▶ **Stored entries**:

######

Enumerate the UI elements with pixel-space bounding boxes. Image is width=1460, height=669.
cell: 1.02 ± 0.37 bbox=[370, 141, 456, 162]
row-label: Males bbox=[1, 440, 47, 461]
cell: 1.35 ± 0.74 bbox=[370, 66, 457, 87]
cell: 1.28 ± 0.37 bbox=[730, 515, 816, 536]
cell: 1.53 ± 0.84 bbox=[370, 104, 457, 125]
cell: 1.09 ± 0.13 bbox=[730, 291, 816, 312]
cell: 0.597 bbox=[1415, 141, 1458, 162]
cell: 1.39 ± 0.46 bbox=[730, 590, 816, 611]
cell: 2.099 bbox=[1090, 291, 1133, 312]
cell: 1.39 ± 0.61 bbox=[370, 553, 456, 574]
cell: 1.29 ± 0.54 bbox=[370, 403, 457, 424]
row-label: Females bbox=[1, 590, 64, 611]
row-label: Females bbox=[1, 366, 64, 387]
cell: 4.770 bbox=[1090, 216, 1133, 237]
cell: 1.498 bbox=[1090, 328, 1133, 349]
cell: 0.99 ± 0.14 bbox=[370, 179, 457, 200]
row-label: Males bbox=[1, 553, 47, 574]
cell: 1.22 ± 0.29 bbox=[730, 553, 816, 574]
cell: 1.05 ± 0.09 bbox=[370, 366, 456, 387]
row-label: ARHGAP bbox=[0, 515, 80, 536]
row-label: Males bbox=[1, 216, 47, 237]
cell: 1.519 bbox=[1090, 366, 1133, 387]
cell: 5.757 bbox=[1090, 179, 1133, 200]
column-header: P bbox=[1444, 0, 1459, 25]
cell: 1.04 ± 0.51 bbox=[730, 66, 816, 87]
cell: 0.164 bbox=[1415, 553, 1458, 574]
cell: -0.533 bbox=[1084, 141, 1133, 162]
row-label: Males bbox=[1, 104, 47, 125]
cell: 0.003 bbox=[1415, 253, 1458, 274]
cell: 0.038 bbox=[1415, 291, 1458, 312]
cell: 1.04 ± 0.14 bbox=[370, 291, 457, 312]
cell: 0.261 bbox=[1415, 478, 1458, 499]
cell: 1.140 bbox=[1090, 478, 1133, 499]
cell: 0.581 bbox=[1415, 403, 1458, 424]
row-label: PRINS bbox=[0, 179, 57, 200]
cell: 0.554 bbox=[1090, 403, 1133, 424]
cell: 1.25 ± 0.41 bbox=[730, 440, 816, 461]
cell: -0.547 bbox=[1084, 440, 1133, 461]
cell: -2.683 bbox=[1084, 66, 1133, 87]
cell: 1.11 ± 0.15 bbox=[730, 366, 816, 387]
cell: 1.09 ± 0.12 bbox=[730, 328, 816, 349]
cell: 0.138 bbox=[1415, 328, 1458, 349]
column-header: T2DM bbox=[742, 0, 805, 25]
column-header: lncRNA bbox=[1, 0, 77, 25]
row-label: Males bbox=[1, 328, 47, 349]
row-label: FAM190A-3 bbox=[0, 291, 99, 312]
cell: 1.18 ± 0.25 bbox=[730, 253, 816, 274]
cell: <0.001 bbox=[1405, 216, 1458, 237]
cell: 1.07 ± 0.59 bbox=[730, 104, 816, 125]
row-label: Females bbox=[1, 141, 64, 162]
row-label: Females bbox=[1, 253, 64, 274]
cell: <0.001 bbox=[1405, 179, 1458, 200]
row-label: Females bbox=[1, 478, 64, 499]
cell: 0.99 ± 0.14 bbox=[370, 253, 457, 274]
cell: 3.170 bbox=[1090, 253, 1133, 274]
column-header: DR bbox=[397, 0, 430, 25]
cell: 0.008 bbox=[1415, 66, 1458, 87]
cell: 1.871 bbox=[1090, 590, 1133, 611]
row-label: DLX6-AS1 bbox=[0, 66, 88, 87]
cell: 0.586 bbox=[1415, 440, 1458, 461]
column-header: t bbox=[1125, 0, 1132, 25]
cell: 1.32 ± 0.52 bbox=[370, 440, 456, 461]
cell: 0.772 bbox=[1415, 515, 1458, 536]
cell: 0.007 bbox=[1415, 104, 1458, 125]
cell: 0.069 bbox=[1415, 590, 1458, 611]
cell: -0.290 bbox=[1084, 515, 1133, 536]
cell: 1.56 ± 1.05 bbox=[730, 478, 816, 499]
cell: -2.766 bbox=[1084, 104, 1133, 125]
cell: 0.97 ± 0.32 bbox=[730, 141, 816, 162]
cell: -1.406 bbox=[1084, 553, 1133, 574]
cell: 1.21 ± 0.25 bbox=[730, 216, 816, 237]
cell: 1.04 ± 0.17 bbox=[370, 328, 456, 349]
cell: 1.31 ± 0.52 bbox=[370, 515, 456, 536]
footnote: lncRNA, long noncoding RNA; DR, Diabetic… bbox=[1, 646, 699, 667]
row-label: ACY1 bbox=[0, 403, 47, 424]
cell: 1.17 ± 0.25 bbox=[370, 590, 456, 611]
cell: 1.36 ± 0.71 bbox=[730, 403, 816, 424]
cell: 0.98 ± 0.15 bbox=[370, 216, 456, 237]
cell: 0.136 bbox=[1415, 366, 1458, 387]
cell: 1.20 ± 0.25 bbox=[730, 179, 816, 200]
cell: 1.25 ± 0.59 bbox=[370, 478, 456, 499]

######

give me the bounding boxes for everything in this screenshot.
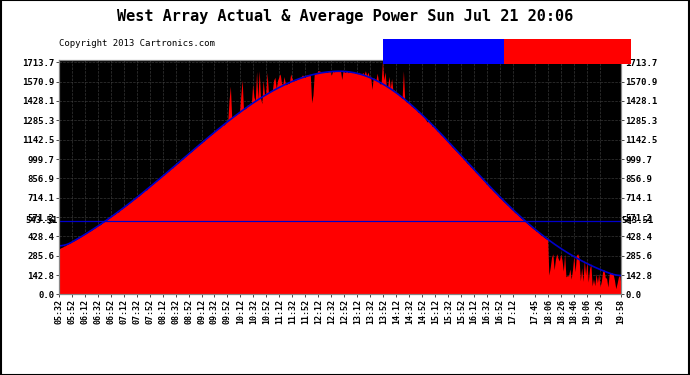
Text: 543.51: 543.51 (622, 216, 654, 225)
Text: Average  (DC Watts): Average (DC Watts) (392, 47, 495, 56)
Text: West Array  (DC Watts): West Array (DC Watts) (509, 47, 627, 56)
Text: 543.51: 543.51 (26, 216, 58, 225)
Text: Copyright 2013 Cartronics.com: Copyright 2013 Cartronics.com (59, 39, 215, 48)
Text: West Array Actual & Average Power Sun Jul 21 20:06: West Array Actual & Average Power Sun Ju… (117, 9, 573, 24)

######

Count the rows above that contain the string "lncRNA". Reply with only that number.

▶ **Response to the task**: 2